• **Instruction A**: Could you edit the part of the XTF spelling correction page below that opens with "In the following" and closes with "Programming Guide.", putting "internals" where "guts" stands?
• **Instruction B**: Would you pick up the XTF spelling correction page below and keep writing it from its final line onward?

• **Excerpt to read**:
[ You are here:
XTF ->
Under the Hood -> Spelling Correction ]
Spelling Correction (under the hood)
Everybody likes Google's "did you mean" suggestions. Users often misspell words when they're querying an
XTF index, and it would be nice if the system could catch the most obvious errors and automatically suggest an appropriate spelling correction. The XTF team did extensive work to create a fast and accurate facility for doing this, involving minimal work for those deploying XTF.
In the following sections, we'll discuss the guts of XTF's spelling correction system, detailing some strategies that were considered and the final strategy selected, the methods that XTF uses to come up with high-quality suggestions, and how the dictionary is created and stored. If you're looking for information on configuring and using the system, see the
Programming Guide.
Choosing an Index-based Strategy
We considered three strategies for spelling correction, each deriving suggestions from a different kind of source data.
- Fixed Dictionary: Available software, such as GNU Aspell, makes spelling corrections based on one or more fixed, pre-constructed dictionaries. But the bibliographic data in our test bed and our sample queries from a live university library catalog were multilingual and contained a substantial proportion of proper nouns (e.g. names of people or places). This ruled out a fixed dictionary, since many of these proper nouns and foreign words wouldn't be present in any standard dictionary.
- Query Logs: In this method, we would compare the user's query to an extensive set of prior queries, and suggest alternative queries which resulted in more hits. Unfortunately, our test system had a limited number of users, and there was no feasible way to get hold of the millions of representative queries this strategy would require, so it was ruled out as well.
- Index-based Dictionary: Here we would make suggestions using an algorithm that draws on terms and term frequency data from the XTF index itself. It resembles the first approach except that the dictionary is dynamically derived from the actual documents and their text.
Because of the issues identified with the other strategies, we opted to pursue the index-based approach. We feel it is best for most collections in most situations, as it adapts to the documents most germane to the application and users, and doesn't require a long query history to become effective.
We set ourselves a goal of getting the correct suggestion in the #1 position 80% of the time, which seemed a good threshold for the system to be truly useful. With several iterations and many tweaks to the algorithm, we were able to achieve this goal for our sample data set and our sample queries (drawn from real query logs). We have a fair degree of confidence that the algorithm is quite general and should be applicable to many other data sets and types of queries.
Correction Algorithm
XTF builds a spelling correction dictionary at index-time. If a query is sent to
crossQuery and results in only a small number of hits (the threshold is configurable), XTF consults the dictionary to make an alternative spelling suggestion. Here is a brief outline of the algorithm for making a suggestion:
- For each word in the query, make a list of candidate suggestions.
- Rank the suggestions and pick the best one (details below).
- For multi-word queries, consider pair frequencies to improve quality.
- Suppress near-identical suggestions, and ensure that the final suggestion increases the number of hits.
Each of these will be considered in more detail below.
Which Words to Consider?

• **Dataset content**:

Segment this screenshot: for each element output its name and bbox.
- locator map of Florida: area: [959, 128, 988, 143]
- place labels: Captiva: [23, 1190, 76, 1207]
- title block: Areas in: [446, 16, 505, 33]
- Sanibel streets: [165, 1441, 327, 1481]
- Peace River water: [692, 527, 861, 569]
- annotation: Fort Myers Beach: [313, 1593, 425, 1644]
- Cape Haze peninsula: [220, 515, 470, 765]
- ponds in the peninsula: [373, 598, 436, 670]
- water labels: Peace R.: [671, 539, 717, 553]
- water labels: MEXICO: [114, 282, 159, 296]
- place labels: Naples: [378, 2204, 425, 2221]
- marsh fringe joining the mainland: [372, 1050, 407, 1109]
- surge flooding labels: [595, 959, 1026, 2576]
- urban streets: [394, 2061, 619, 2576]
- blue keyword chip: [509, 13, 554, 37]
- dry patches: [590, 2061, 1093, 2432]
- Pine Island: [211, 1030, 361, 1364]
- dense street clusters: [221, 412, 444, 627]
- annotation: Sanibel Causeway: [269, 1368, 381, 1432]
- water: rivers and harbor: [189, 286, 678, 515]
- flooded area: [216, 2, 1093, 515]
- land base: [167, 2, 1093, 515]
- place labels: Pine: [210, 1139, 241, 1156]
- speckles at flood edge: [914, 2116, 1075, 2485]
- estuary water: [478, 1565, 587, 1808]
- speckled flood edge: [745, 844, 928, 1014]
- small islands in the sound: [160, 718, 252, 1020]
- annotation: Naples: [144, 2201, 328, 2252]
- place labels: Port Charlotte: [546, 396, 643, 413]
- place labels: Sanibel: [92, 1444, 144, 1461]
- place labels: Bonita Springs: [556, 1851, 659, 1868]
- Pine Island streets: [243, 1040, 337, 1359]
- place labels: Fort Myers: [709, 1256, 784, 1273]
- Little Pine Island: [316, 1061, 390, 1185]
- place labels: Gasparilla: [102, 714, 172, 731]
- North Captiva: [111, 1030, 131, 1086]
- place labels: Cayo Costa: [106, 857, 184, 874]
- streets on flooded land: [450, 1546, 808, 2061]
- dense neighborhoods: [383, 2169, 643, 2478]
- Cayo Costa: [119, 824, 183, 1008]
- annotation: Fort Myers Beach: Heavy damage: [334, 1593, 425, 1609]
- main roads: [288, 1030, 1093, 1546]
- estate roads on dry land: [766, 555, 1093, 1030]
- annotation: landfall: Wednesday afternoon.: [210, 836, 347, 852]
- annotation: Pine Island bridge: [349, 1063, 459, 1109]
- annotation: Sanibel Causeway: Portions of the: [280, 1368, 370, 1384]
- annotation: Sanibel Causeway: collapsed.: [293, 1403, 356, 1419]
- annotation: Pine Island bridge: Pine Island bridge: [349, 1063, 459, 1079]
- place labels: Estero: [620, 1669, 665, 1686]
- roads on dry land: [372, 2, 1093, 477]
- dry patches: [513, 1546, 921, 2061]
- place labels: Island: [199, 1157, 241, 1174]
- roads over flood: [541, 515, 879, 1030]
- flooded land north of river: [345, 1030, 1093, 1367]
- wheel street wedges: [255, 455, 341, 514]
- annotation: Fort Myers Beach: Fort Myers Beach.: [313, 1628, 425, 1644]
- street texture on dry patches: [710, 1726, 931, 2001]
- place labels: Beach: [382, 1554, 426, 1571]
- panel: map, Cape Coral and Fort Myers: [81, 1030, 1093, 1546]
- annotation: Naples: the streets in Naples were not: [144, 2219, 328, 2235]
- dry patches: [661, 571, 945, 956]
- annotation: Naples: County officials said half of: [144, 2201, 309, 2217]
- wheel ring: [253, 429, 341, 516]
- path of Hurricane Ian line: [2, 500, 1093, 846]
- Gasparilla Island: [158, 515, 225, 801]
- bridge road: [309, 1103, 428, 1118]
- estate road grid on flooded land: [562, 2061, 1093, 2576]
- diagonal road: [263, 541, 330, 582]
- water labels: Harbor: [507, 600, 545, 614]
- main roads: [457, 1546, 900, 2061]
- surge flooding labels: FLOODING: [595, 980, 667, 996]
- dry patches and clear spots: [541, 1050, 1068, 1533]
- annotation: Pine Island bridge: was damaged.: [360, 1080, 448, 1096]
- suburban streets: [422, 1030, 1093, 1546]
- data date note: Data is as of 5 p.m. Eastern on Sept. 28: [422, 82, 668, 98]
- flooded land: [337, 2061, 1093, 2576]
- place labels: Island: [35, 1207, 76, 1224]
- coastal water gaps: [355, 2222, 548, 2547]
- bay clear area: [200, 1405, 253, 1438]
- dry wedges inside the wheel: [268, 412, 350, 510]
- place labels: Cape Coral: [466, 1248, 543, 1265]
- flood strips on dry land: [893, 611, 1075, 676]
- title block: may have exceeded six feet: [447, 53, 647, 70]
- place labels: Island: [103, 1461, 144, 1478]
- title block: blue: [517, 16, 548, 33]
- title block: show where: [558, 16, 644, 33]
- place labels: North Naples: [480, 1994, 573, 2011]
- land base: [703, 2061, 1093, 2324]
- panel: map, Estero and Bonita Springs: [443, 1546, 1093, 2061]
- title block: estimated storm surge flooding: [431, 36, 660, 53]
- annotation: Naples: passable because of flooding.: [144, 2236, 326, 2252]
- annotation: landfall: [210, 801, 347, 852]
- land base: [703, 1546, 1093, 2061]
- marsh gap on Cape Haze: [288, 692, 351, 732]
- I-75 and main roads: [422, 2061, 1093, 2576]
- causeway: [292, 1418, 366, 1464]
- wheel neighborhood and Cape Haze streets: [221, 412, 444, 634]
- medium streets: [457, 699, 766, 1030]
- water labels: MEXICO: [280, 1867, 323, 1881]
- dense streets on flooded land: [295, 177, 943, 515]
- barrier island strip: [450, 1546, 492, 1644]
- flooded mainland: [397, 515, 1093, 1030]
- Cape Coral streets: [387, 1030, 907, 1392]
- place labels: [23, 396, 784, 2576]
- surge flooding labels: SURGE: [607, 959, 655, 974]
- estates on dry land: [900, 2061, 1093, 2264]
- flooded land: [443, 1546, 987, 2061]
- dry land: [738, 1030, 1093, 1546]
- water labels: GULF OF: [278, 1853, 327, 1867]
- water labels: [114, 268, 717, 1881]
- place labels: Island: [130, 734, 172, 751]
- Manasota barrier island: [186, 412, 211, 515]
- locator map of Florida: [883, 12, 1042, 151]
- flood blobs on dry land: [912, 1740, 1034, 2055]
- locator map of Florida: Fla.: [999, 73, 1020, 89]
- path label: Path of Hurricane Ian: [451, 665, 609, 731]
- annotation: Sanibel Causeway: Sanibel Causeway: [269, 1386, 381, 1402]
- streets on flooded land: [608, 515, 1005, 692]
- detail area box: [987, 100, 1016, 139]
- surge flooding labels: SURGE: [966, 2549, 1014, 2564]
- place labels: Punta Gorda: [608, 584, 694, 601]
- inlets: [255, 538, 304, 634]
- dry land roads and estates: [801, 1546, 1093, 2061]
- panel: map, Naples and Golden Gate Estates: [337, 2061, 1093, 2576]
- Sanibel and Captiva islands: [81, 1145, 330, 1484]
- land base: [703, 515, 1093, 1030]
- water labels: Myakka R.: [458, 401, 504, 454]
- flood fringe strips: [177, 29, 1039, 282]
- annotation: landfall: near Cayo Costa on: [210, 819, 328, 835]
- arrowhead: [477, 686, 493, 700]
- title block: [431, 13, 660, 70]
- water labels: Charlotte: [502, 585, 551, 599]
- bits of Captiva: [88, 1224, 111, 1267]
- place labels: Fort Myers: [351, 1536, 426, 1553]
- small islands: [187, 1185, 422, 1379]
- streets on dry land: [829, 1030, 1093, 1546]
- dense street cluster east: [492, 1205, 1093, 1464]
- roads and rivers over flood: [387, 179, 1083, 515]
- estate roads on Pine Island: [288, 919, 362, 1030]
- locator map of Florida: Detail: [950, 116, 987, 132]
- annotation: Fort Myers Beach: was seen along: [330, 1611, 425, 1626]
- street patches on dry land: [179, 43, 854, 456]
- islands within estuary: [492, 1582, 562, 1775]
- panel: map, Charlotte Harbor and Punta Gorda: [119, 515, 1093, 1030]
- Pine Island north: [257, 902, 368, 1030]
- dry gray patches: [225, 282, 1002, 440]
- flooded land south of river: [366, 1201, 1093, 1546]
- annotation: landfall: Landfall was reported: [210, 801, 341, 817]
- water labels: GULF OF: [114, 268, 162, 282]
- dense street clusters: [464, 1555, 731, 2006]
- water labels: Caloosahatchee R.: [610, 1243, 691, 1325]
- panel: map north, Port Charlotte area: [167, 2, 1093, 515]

• **Exercise answer A**:
In the following sections, we'll discuss the internals of XTF's spelling correction system, detailing some strategies that were considered and the final strategy selected, the methods that XTF uses to come up with high-quality suggestions, and how the dictionary is created and stored. If you're looking for information on configuring and using the system, see the
Programming Guide.

• **Exercise answer B**:
This algorithm relies (as most other spelling algorithms do) on a sort of "shot-gun" approach: for each potentially misspelled word in the query, they make a long list of "candidate" words, that is, words that could be suggested as a correction for the original misspelled word. Then the list of candidates is ranked using some sort of scoring formula, and finally the top-ranked candidate is presented to the user.
One might naively attempt to scan
every word in the dictionary as a candidate. Unfortunately, the cost of scoring each one becomes prohibitive when the dictionary grows beyond about ten thousand words. So a strategy is needed to quickly come up with a list of a few hundred pretty good candidates. XTF uses a novel approach that gives good speed and accuracy.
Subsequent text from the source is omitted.